◆ RECORDS FOR THE TASK
========

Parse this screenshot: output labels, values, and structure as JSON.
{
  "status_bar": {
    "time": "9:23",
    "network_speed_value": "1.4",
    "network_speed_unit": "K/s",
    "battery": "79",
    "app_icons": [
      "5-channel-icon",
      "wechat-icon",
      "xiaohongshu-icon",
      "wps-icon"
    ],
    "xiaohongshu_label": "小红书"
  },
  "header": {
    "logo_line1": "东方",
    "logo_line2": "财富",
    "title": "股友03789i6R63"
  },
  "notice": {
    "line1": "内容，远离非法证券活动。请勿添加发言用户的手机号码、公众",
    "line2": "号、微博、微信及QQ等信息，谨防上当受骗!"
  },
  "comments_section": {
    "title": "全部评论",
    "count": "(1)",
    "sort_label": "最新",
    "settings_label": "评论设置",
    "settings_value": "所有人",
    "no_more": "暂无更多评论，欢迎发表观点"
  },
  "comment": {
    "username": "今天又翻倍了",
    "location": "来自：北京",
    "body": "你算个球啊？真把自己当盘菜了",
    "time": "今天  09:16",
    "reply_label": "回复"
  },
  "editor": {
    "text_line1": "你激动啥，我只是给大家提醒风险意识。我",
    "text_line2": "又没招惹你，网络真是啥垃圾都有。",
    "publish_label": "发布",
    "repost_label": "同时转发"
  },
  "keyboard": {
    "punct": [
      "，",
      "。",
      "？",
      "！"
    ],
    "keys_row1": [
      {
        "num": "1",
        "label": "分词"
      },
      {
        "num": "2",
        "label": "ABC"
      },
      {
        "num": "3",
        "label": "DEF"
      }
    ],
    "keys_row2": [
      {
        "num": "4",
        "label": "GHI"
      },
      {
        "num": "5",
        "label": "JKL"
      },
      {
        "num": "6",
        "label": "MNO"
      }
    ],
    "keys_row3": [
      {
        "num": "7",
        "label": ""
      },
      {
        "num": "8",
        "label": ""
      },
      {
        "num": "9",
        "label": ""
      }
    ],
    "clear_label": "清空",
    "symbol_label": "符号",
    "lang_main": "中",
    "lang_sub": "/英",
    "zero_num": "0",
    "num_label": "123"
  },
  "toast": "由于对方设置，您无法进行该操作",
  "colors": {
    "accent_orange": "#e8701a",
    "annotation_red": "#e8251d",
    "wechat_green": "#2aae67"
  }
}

========

◆ WORK INSTRUCTIONS
Return every record, word for word.

◆ RESULT
Parse this screenshot: output labels, values, and structure as JSON.
{
  "status_bar": {
    "time": "9:23",
    "network_speed_value": "1.4",
    "network_speed_unit": "K/s",
    "battery": "79",
    "app_icons": [
      "5-channel-icon",
      "wechat-icon",
      "xiaohongshu-icon",
      "wps-icon"
    ],
    "xiaohongshu_label": "小红书"
  },
  "header": {
    "logo_line1": "东方",
    "logo_line2": "财富",
    "title": "股友03789i6R63"
  },
  "notice": {
    "line1": "内容，远离非法证券活动。请勿添加发言用户的手机号码、公众",
    "line2": "号、微博、微信及QQ等信息，谨防上当受骗!"
  },
  "comments_section": {
    "title": "全部评论",
    "count": "(1)",
    "sort_label": "最新",
    "settings_label": "评论设置",
    "settings_value": "所有人",
    "no_more": "暂无更多评论，欢迎发表观点"
  },
  "comment": {
    "username": "今天又翻倍了",
    "location": "来自：北京",
    "body": "你算个球啊？真把自己当盘菜了",
    "time": "今天  09:16",
    "reply_label": "回复"
  },
  "editor": {
    "text_line1": "你激动啥，我只是给大家提醒风险意识。我",
    "text_line2": "又没招惹你，网络真是啥垃圾都有。",
    "publish_label": "发布",
    "repost_label": "同时转发"
  },
  "keyboard": {
    "punct": [
      "，",
      "。",
      "？",
      "！"
    ],
    "keys_row1": [
      {
        "num": "1",
        "label": "分词"
      },
      {
        "num": "2",
        "label": "ABC"
      },
      {
        "num": "3",
        "label": "DEF"
      }
    ],
    "keys_row2": [
      {
        "num": "4",
        "label": "GHI"
      },
      {
        "num": "5",
        "label": "JKL"
      },
      {
        "num": "6",
        "label": "MNO"
      }
    ],
    "keys_row3": [
      {
        "num": "7",
        "label": ""
      },
      {
        "num": "8",
        "label": ""
      },
      {
        "num": "9",
        "label": ""
      }
    ],
    "clear_label": "清空",
    "symbol_label": "符号",
    "lang_main": "中",
    "lang_sub": "/英",
    "zero_num": "0",
    "num_label": "123"
  },
  "toast": "由于对方设置，您无法进行该操作",
  "colors": {
    "accent_orange": "#e8701a",
    "annotation_red": "#e8251d",
    "wechat_green": "#2aae67"
  }
}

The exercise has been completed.